▶ _BRIEF 1_: Translate this sentence from the farmers' market newsletter into Spanish: "Keene Organic’s hens are laying again."
▶ _BRIEF 2_: From the rows, copy out the stretch from the line containing "Decompose this screenshot" through the line containing "axes-frame xyxy=(79,57,577,428)", leaving out the picture.

▶ _SOURCE TEXT_:
■ ■ ■ ■ ■ ■ ■

Keene Organic’s hens are laying again. To get some fresh eggs come down to the market this Sunday. The market will be held in the old video store down from the Subway at the Northside Town Center, from 10 am to 1 pm.

hudson

Vendors expected at the indoor market include: Don and Marilyn Dralle from CC Angus, Brian Schmidt – the Salsa Man, Farmer John’s Cheese, Juan Gonzales from Los Abuelos Farley Farm, Jimmy and Jackie Hudson, Polly Reott of Polly Jane’s Pickles and Jams, Peg Whiteside of Earthrise Farms, Keene and Cindy Hollenbeck of Keene Organics, Youa and Neng Lor of Lor Family Farms, Xay Lo and Chia Vang, Aaron and Paul Egan of Off-beat Acres, Robin and Jerry Kempfer of Capital City Cookies, and John and Diana Sullivan of Kernel Sullivan’s Popcorn.

It’s What’s for Dinner by Sara Gomach

That’s right, I’m talkin’ ’bout beef. And there’s no beef I’d rather have more for dinner than the 100% grass-fed beef sold by Don and Marilyn Dralle of CC Angus Beef LLC, who have been vendors at the Northside Farmer’s Market for the past seven years!

When you stop by their booth this Sunday, you will not only get an education on beef cuts and succulent preparation techniques, which I personally always look forward to and find very helpful in my ever persistent aspirations of becoming a true foodie, but you will also receive a quality product of lean, 100% pasture-raised beef that is always free of antibiotics, hormones, nitrates and msg.

cattle

CC Angus, who call beautiful Mineral Point, Wisconsin home, prides themselves of offering more than 30 cuts of beef, and just in time for the holidays I might add! You should look forward to their specialty holiday roasts which will be available starting December 18th. Your family will pull up a little closer to the table (not to mention buckling their belt a little looser) when you serve up their boneless prime rib or bone-in standing rib roasts at your upcoming holiday soire. You can also guarantee satisfaction with their always popular tenderloin and the very reasonably priced eye-of-the-round cuts.

■ ■ ■ ■ ■ ■ ■

▶ _LISTED ENTRIES_:
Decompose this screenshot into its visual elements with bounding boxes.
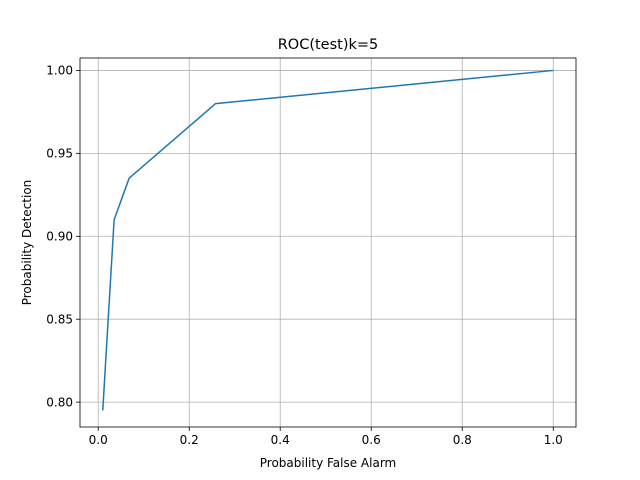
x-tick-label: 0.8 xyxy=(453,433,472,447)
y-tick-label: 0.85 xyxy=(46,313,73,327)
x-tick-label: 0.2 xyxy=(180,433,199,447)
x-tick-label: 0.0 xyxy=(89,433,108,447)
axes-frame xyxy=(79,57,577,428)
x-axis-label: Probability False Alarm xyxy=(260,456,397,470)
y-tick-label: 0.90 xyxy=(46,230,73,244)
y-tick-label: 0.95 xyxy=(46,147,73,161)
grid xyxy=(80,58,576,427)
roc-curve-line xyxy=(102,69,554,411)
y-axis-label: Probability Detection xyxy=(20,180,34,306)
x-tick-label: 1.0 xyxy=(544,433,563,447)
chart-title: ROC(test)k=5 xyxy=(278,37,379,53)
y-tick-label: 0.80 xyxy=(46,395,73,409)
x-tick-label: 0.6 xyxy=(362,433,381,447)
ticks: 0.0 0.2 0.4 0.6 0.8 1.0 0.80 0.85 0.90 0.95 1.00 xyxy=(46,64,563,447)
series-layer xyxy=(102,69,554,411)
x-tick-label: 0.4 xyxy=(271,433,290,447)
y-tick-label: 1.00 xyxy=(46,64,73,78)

■ ■ ■ ■ ■ ■ ■

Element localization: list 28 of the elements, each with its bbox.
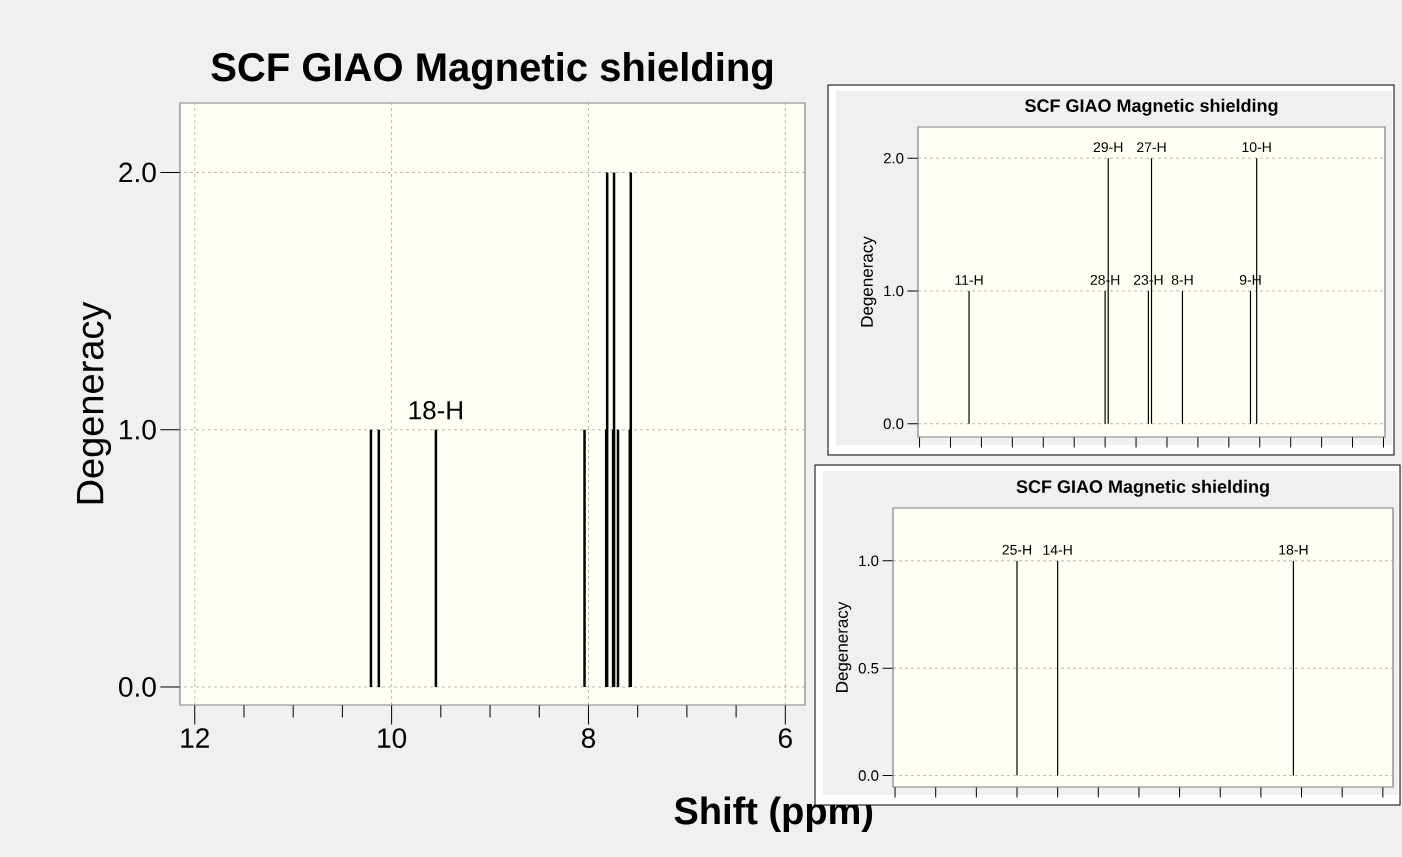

■ ■ ■ ■ ■ ■ ■

▶ _FINAL ANSWER 1_: Las gallinas de Keene Organic vuelven a poner huevos.

▶ _FINAL ANSWER 2_:
Decompose this screenshot into its visual elements with bounding boxes.
x-tick-label: 0.8 xyxy=(453,433,472,447)
y-tick-label: 0.85 xyxy=(46,313,73,327)
x-tick-label: 0.2 xyxy=(180,433,199,447)
x-tick-label: 0.0 xyxy=(89,433,108,447)
axes-frame xyxy=(79,57,577,428)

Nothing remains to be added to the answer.